*Instructions for the task:* Quote the whole listing exactly. Leave the pictures out of your copy.

*Stored data entries:*
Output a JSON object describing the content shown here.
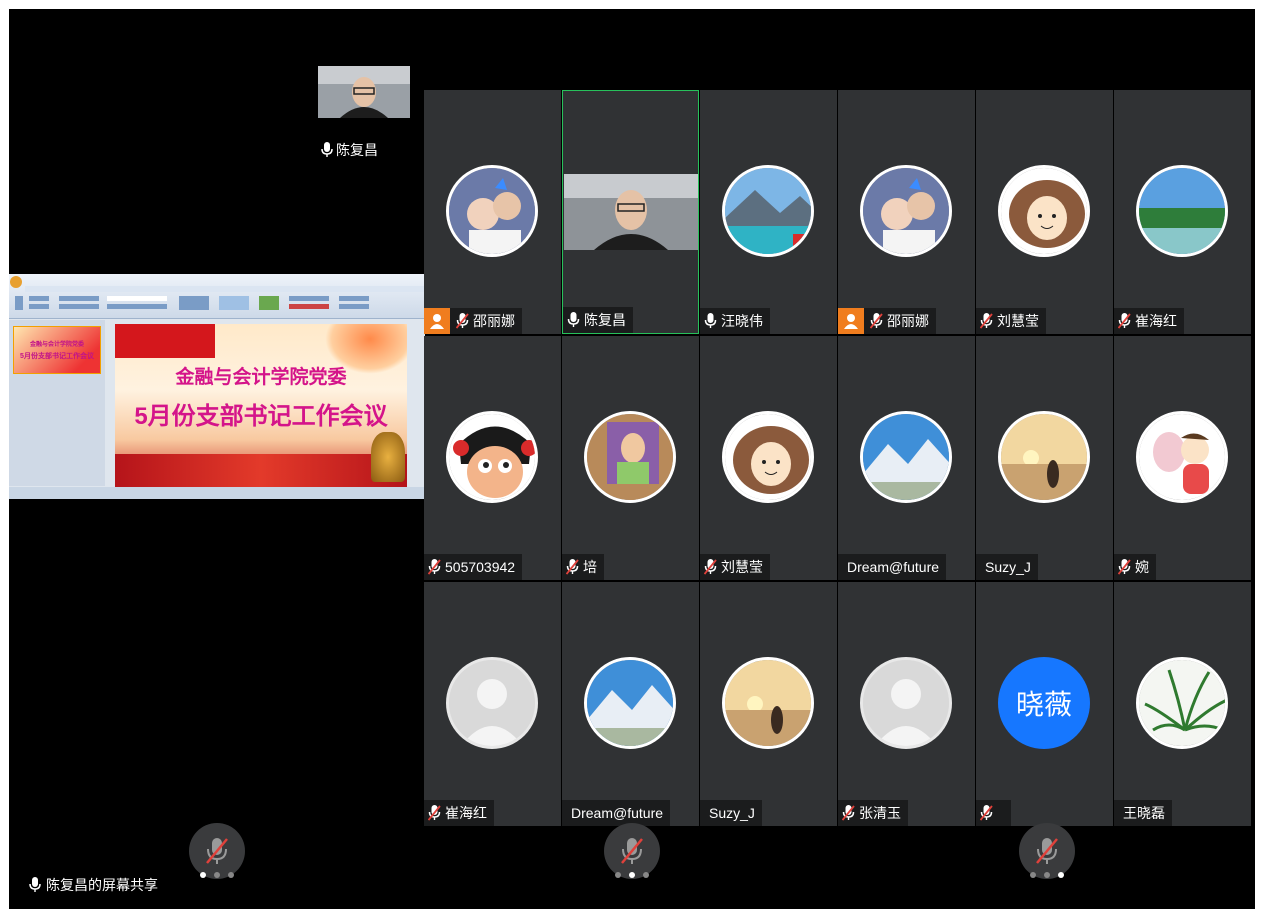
{
  "speaker": {
    "name": "陈复昌"
  },
  "screen_share": {
    "label": "陈复昌的屏幕共享",
    "slide_line1": "金融与会计学院党委",
    "slide_line2": "5月份支部书记工作会议"
  },
  "participants": [
    {
      "name": "邵丽娜",
      "mic": "muted",
      "hand": true,
      "avatar": "photo-kids"
    },
    {
      "name": "陈复昌",
      "mic": "on",
      "hand": false,
      "avatar": "video",
      "active": true
    },
    {
      "name": "汪晓伟",
      "mic": "on",
      "hand": false,
      "avatar": "photo-lake"
    },
    {
      "name": "邵丽娜",
      "mic": "muted",
      "hand": true,
      "avatar": "photo-kids"
    },
    {
      "name": "刘慧莹",
      "mic": "muted",
      "hand": false,
      "avatar": "cartoon-girl"
    },
    {
      "name": "崔海红",
      "mic": "muted",
      "hand": false,
      "avatar": "photo-park"
    },
    {
      "name": "505703942",
      "mic": "muted",
      "hand": false,
      "avatar": "cartoon-face"
    },
    {
      "name": "培",
      "mic": "muted",
      "hand": false,
      "avatar": "painting"
    },
    {
      "name": "刘慧莹",
      "mic": "muted",
      "hand": false,
      "avatar": "cartoon-girl"
    },
    {
      "name": "Dream@future",
      "mic": "none",
      "hand": false,
      "avatar": "photo-mountain"
    },
    {
      "name": "Suzy_J",
      "mic": "none",
      "hand": false,
      "avatar": "photo-sunset"
    },
    {
      "name": "婉",
      "mic": "muted",
      "hand": false,
      "avatar": "cartoon-baby"
    },
    {
      "name": "崔海红",
      "mic": "muted",
      "hand": false,
      "avatar": "default"
    },
    {
      "name": "Dream@future",
      "mic": "none",
      "hand": false,
      "avatar": "photo-mountain"
    },
    {
      "name": "Suzy_J",
      "mic": "none",
      "hand": false,
      "avatar": "photo-sunset"
    },
    {
      "name": "张清玉",
      "mic": "muted",
      "hand": false,
      "avatar": "default"
    },
    {
      "name": "",
      "mic": "muted",
      "hand": false,
      "avatar": "text",
      "avatar_text": "晓薇"
    },
    {
      "name": "王晓磊",
      "mic": "none",
      "hand": false,
      "avatar": "photo-plant"
    }
  ],
  "pager": {
    "pages": 3,
    "current": [
      0,
      1,
      2
    ]
  },
  "colors": {
    "active_border": "#27c15b",
    "hand_raise": "#f07d1e",
    "text_avatar": "#1677ff",
    "muted_slash": "#e0413b"
  }
}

*Full output:*
Output a JSON object describing the content shown here.
{
  "speaker": {
    "name": "陈复昌"
  },
  "screen_share": {
    "label": "陈复昌的屏幕共享",
    "slide_line1": "金融与会计学院党委",
    "slide_line2": "5月份支部书记工作会议"
  },
  "participants": [
    {
      "name": "邵丽娜",
      "mic": "muted",
      "hand": true,
      "avatar": "photo-kids"
    },
    {
      "name": "陈复昌",
      "mic": "on",
      "hand": false,
      "avatar": "video",
      "active": true
    },
    {
      "name": "汪晓伟",
      "mic": "on",
      "hand": false,
      "avatar": "photo-lake"
    },
    {
      "name": "邵丽娜",
      "mic": "muted",
      "hand": true,
      "avatar": "photo-kids"
    },
    {
      "name": "刘慧莹",
      "mic": "muted",
      "hand": false,
      "avatar": "cartoon-girl"
    },
    {
      "name": "崔海红",
      "mic": "muted",
      "hand": false,
      "avatar": "photo-park"
    },
    {
      "name": "505703942",
      "mic": "muted",
      "hand": false,
      "avatar": "cartoon-face"
    },
    {
      "name": "培",
      "mic": "muted",
      "hand": false,
      "avatar": "painting"
    },
    {
      "name": "刘慧莹",
      "mic": "muted",
      "hand": false,
      "avatar": "cartoon-girl"
    },
    {
      "name": "Dream@future",
      "mic": "none",
      "hand": false,
      "avatar": "photo-mountain"
    },
    {
      "name": "Suzy_J",
      "mic": "none",
      "hand": false,
      "avatar": "photo-sunset"
    },
    {
      "name": "婉",
      "mic": "muted",
      "hand": false,
      "avatar": "cartoon-baby"
    },
    {
      "name": "崔海红",
      "mic": "muted",
      "hand": false,
      "avatar": "default"
    },
    {
      "name": "Dream@future",
      "mic": "none",
      "hand": false,
      "avatar": "photo-mountain"
    },
    {
      "name": "Suzy_J",
      "mic": "none",
      "hand": false,
      "avatar": "photo-sunset"
    },
    {
      "name": "张清玉",
      "mic": "muted",
      "hand": false,
      "avatar": "default"
    },
    {
      "name": "",
      "mic": "muted",
      "hand": false,
      "avatar": "text",
      "avatar_text": "晓薇"
    },
    {
      "name": "王晓磊",
      "mic": "none",
      "hand": false,
      "avatar": "photo-plant"
    }
  ],
  "pager": {
    "pages": 3,
    "current": [
      0,
      1,
      2
    ]
  },
  "colors": {
    "active_border": "#27c15b",
    "hand_raise": "#f07d1e",
    "text_avatar": "#1677ff",
    "muted_slash": "#e0413b"
  }
}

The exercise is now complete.